(Layout region records)
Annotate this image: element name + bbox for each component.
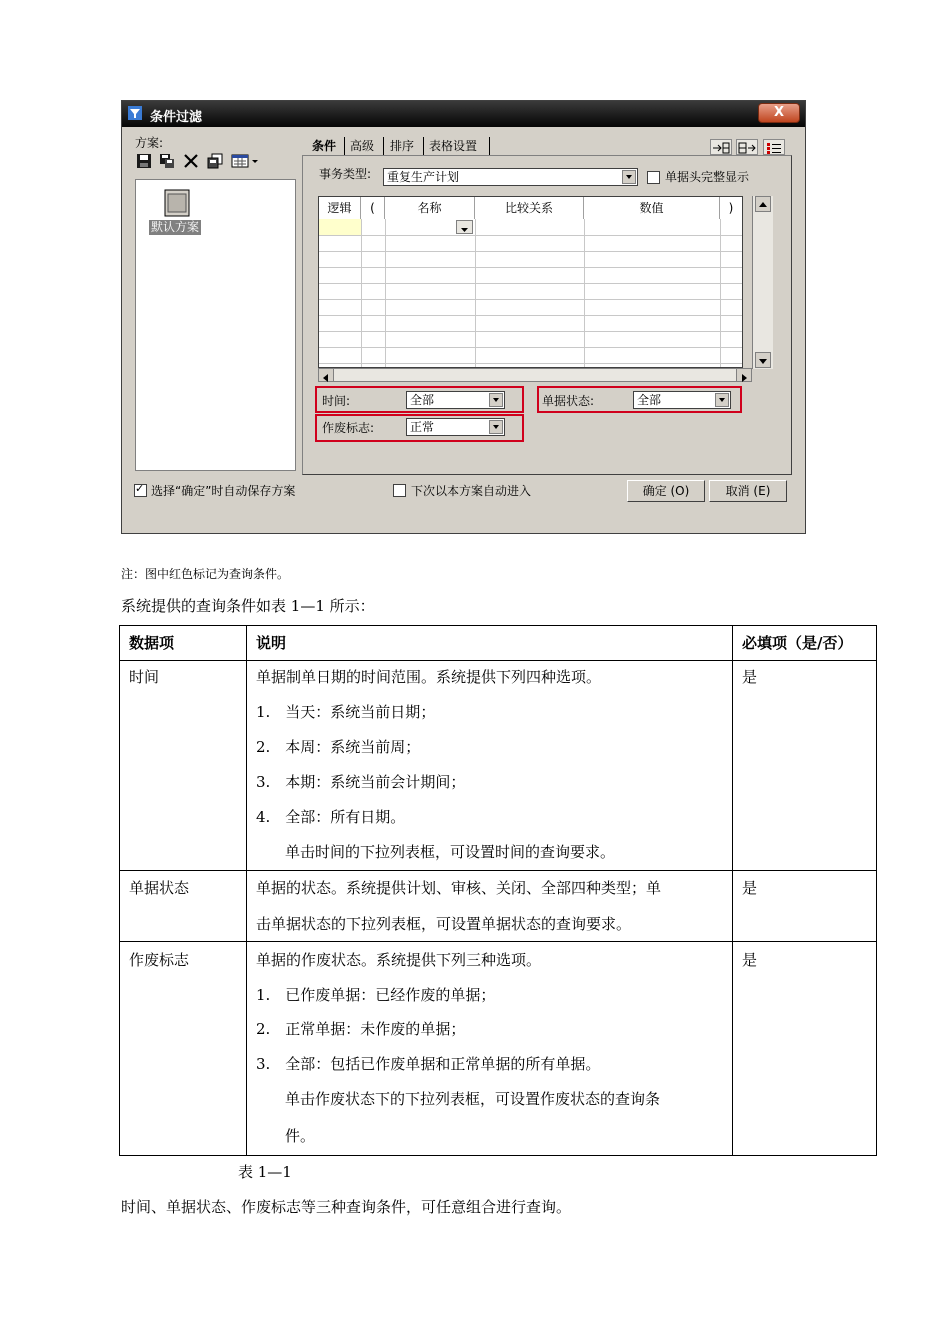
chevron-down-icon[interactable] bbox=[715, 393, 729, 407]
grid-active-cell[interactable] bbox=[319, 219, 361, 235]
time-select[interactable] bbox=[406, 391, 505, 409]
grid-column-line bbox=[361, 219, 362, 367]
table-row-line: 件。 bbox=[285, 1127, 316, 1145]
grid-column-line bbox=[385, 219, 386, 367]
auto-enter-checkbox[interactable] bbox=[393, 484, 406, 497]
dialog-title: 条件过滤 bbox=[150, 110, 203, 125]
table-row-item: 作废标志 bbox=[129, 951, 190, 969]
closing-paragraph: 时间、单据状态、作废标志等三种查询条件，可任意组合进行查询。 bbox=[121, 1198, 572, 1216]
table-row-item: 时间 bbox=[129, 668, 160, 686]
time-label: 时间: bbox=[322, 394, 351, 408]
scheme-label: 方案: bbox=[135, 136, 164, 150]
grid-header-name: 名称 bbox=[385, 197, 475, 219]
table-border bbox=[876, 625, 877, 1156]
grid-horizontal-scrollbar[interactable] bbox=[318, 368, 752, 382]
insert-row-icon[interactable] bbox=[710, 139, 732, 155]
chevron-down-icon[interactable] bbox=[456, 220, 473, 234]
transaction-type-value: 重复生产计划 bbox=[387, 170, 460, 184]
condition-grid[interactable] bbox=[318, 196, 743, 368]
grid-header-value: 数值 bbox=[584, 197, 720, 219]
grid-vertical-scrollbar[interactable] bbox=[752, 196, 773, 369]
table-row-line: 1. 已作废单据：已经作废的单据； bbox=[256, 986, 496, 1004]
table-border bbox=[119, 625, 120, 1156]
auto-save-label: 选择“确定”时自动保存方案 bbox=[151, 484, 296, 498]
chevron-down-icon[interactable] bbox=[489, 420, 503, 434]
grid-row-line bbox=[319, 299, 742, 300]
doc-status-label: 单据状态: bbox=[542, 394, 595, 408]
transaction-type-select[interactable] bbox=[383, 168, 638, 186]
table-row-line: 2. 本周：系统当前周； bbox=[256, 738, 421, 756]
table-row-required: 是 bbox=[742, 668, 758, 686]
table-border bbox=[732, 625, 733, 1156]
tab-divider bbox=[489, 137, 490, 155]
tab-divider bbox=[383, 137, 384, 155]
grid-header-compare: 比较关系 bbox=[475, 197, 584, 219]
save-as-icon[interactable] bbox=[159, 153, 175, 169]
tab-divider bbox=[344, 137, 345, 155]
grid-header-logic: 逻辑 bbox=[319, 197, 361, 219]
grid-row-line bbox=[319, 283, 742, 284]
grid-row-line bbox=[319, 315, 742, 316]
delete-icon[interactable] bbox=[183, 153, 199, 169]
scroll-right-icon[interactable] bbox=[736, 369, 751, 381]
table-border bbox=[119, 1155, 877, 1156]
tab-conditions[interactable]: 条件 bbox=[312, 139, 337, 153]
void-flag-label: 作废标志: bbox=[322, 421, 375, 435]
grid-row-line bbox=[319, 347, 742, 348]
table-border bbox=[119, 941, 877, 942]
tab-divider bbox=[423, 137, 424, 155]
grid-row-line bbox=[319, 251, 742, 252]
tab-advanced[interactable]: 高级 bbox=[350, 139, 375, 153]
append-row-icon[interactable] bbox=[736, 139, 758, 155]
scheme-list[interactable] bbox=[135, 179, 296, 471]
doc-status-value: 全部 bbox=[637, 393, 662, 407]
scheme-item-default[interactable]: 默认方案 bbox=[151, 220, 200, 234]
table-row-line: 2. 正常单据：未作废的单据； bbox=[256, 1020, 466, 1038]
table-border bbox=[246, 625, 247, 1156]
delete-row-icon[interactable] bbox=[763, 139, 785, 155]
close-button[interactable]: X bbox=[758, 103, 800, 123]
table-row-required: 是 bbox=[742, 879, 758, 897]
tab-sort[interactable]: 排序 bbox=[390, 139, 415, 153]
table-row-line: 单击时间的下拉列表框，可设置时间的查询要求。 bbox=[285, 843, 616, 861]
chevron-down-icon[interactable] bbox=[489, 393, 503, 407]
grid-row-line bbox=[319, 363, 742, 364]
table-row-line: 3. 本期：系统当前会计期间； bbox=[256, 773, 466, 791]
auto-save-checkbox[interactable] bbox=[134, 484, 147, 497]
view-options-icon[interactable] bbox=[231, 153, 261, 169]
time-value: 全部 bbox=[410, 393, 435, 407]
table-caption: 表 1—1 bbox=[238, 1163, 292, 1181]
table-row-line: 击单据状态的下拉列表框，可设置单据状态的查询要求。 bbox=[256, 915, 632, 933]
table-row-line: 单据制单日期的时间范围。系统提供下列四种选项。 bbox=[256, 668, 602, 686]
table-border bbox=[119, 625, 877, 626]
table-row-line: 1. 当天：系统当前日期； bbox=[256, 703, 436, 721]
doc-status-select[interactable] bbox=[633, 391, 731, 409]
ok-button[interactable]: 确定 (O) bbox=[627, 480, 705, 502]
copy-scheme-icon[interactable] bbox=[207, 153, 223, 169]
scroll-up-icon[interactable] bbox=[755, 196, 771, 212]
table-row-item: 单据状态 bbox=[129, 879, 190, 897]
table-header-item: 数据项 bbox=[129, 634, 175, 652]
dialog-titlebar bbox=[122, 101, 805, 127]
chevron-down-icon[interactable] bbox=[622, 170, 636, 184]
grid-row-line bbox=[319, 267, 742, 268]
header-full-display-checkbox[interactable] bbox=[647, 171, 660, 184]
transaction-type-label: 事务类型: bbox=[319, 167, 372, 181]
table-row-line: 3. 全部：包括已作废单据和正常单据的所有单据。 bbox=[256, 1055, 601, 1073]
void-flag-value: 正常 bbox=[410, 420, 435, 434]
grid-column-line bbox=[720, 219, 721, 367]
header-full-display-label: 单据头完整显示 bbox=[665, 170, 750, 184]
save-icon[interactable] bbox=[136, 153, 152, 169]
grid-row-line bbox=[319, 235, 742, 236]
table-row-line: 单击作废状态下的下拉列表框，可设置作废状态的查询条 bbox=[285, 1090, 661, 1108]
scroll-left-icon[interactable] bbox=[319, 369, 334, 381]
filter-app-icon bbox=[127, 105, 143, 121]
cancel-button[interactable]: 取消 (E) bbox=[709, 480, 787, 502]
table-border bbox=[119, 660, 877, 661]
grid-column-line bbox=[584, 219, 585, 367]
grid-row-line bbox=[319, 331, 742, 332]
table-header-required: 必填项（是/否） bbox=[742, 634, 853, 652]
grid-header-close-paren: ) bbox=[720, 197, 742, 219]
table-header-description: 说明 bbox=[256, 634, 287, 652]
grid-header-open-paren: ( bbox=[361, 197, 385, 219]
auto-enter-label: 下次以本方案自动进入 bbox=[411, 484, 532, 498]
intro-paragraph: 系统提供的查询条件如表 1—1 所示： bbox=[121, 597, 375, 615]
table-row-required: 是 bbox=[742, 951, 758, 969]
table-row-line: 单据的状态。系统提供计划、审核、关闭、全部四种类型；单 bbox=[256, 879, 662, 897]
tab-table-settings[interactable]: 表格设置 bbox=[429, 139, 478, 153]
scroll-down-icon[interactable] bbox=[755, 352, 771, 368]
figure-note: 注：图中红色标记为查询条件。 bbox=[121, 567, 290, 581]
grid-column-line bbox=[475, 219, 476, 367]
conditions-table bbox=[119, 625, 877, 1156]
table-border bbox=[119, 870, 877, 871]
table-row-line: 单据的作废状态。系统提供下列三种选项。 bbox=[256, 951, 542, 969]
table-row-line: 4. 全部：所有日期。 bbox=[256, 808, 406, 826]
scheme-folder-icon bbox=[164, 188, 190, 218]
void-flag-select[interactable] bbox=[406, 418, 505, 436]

_Task statement_. Please retype every row above with no changes, leaving out the pictures.

_Finished task_.
Annotate this image: element name + bbox for each component.
chevron-down-icon[interactable] bbox=[715, 393, 729, 407]
grid-active-cell[interactable] bbox=[319, 219, 361, 235]
time-select[interactable] bbox=[406, 391, 505, 409]
grid-column-line bbox=[361, 219, 362, 367]
table-row-line: 件。 bbox=[285, 1127, 316, 1145]
grid-column-line bbox=[385, 219, 386, 367]
auto-enter-checkbox[interactable] bbox=[393, 484, 406, 497]
dialog-title: 条件过滤 bbox=[150, 110, 203, 125]
table-row-item: 作废标志 bbox=[129, 951, 190, 969]
closing-paragraph: 时间、单据状态、作废标志等三种查询条件，可任意组合进行查询。 bbox=[121, 1198, 572, 1216]
table-row-item: 时间 bbox=[129, 668, 160, 686]
time-label: 时间: bbox=[322, 394, 351, 408]
scheme-label: 方案: bbox=[135, 136, 164, 150]
grid-header-name: 名称 bbox=[385, 197, 475, 219]
table-border bbox=[876, 625, 877, 1156]
grid-horizontal-scrollbar[interactable] bbox=[318, 368, 752, 382]
insert-row-icon[interactable] bbox=[710, 139, 732, 155]
chevron-down-icon[interactable] bbox=[456, 220, 473, 234]
transaction-type-value: 重复生产计划 bbox=[387, 170, 460, 184]
condition-grid[interactable] bbox=[318, 196, 743, 368]
grid-header-value: 数值 bbox=[584, 197, 720, 219]
grid-vertical-scrollbar[interactable] bbox=[752, 196, 773, 369]
table-row-line: 1. 已作废单据：已经作废的单据； bbox=[256, 986, 496, 1004]
table-border bbox=[119, 625, 120, 1156]
auto-save-label: 选择“确定”时自动保存方案 bbox=[151, 484, 296, 498]
chevron-down-icon[interactable] bbox=[489, 420, 503, 434]
grid-row-line bbox=[319, 299, 742, 300]
doc-status-label: 单据状态: bbox=[542, 394, 595, 408]
transaction-type-select[interactable] bbox=[383, 168, 638, 186]
table-row-line: 2. 本周：系统当前周； bbox=[256, 738, 421, 756]
table-row-required: 是 bbox=[742, 668, 758, 686]
table-border bbox=[732, 625, 733, 1156]
tab-divider bbox=[489, 137, 490, 155]
tab-divider bbox=[383, 137, 384, 155]
grid-header-compare: 比较关系 bbox=[475, 197, 584, 219]
save-as-icon[interactable] bbox=[159, 153, 175, 169]
tab-divider bbox=[344, 137, 345, 155]
grid-header-logic: 逻辑 bbox=[319, 197, 361, 219]
grid-row-line bbox=[319, 283, 742, 284]
grid-row-line bbox=[319, 315, 742, 316]
delete-icon[interactable] bbox=[183, 153, 199, 169]
scroll-right-icon[interactable] bbox=[736, 369, 751, 381]
table-border bbox=[119, 1155, 877, 1156]
tab-conditions[interactable]: 条件 bbox=[312, 139, 337, 153]
void-flag-label: 作废标志: bbox=[322, 421, 375, 435]
grid-row-line bbox=[319, 347, 742, 348]
table-border bbox=[119, 941, 877, 942]
tab-divider bbox=[423, 137, 424, 155]
grid-row-line bbox=[319, 251, 742, 252]
tab-advanced[interactable]: 高级 bbox=[350, 139, 375, 153]
append-row-icon[interactable] bbox=[736, 139, 758, 155]
scheme-list[interactable] bbox=[135, 179, 296, 471]
doc-status-value: 全部 bbox=[637, 393, 662, 407]
scheme-item-default[interactable]: 默认方案 bbox=[151, 220, 200, 234]
table-row-line: 2. 正常单据：未作废的单据； bbox=[256, 1020, 466, 1038]
table-border bbox=[246, 625, 247, 1156]
delete-row-icon[interactable] bbox=[763, 139, 785, 155]
close-button[interactable]: X bbox=[758, 103, 800, 123]
table-row-required: 是 bbox=[742, 879, 758, 897]
tab-sort[interactable]: 排序 bbox=[390, 139, 415, 153]
table-row-line: 单击时间的下拉列表框，可设置时间的查询要求。 bbox=[285, 843, 616, 861]
chevron-down-icon[interactable] bbox=[489, 393, 503, 407]
grid-row-line bbox=[319, 363, 742, 364]
table-row-line: 3. 本期：系统当前会计期间； bbox=[256, 773, 466, 791]
auto-save-checkbox[interactable] bbox=[134, 484, 147, 497]
view-options-icon[interactable] bbox=[231, 153, 261, 169]
time-value: 全部 bbox=[410, 393, 435, 407]
table-caption: 表 1—1 bbox=[238, 1163, 292, 1181]
table-row-line: 击单据状态的下拉列表框，可设置单据状态的查询要求。 bbox=[256, 915, 632, 933]
table-row-line: 单据制单日期的时间范围。系统提供下列四种选项。 bbox=[256, 668, 602, 686]
table-border bbox=[119, 625, 877, 626]
table-row-line: 1. 当天：系统当前日期； bbox=[256, 703, 436, 721]
doc-status-select[interactable] bbox=[633, 391, 731, 409]
ok-button[interactable]: 确定 (O) bbox=[627, 480, 705, 502]
copy-scheme-icon[interactable] bbox=[207, 153, 223, 169]
scroll-up-icon[interactable] bbox=[755, 196, 771, 212]
table-row-item: 单据状态 bbox=[129, 879, 190, 897]
table-header-item: 数据项 bbox=[129, 634, 175, 652]
dialog-titlebar bbox=[122, 101, 805, 127]
chevron-down-icon[interactable] bbox=[622, 170, 636, 184]
grid-row-line bbox=[319, 267, 742, 268]
header-full-display-checkbox[interactable] bbox=[647, 171, 660, 184]
transaction-type-label: 事务类型: bbox=[319, 167, 372, 181]
table-row-line: 3. 全部：包括已作废单据和正常单据的所有单据。 bbox=[256, 1055, 601, 1073]
void-flag-value: 正常 bbox=[410, 420, 435, 434]
grid-column-line bbox=[720, 219, 721, 367]
header-full-display-label: 单据头完整显示 bbox=[665, 170, 750, 184]
save-icon[interactable] bbox=[136, 153, 152, 169]
grid-row-line bbox=[319, 235, 742, 236]
table-row-line: 单击作废状态下的下拉列表框，可设置作废状态的查询条 bbox=[285, 1090, 661, 1108]
scroll-left-icon[interactable] bbox=[319, 369, 334, 381]
filter-app-icon bbox=[127, 105, 143, 121]
cancel-button[interactable]: 取消 (E) bbox=[709, 480, 787, 502]
table-border bbox=[119, 660, 877, 661]
grid-column-line bbox=[584, 219, 585, 367]
grid-row-line bbox=[319, 331, 742, 332]
table-header-required: 必填项（是/否） bbox=[742, 634, 853, 652]
grid-header-close-paren: ) bbox=[720, 197, 742, 219]
table-header-description: 说明 bbox=[256, 634, 287, 652]
grid-header-open-paren: ( bbox=[361, 197, 385, 219]
auto-enter-label: 下次以本方案自动进入 bbox=[411, 484, 532, 498]
intro-paragraph: 系统提供的查询条件如表 1—1 所示： bbox=[121, 597, 375, 615]
table-row-required: 是 bbox=[742, 951, 758, 969]
table-row-line: 单据的状态。系统提供计划、审核、关闭、全部四种类型；单 bbox=[256, 879, 662, 897]
tab-table-settings[interactable]: 表格设置 bbox=[429, 139, 478, 153]
scroll-down-icon[interactable] bbox=[755, 352, 771, 368]
figure-note: 注：图中红色标记为查询条件。 bbox=[121, 567, 290, 581]
grid-column-line bbox=[475, 219, 476, 367]
conditions-table bbox=[119, 625, 877, 1156]
table-border bbox=[119, 870, 877, 871]
table-row-line: 单据的作废状态。系统提供下列三种选项。 bbox=[256, 951, 542, 969]
table-row-line: 4. 全部：所有日期。 bbox=[256, 808, 406, 826]
scheme-folder-icon bbox=[164, 188, 190, 218]
void-flag-select[interactable] bbox=[406, 418, 505, 436]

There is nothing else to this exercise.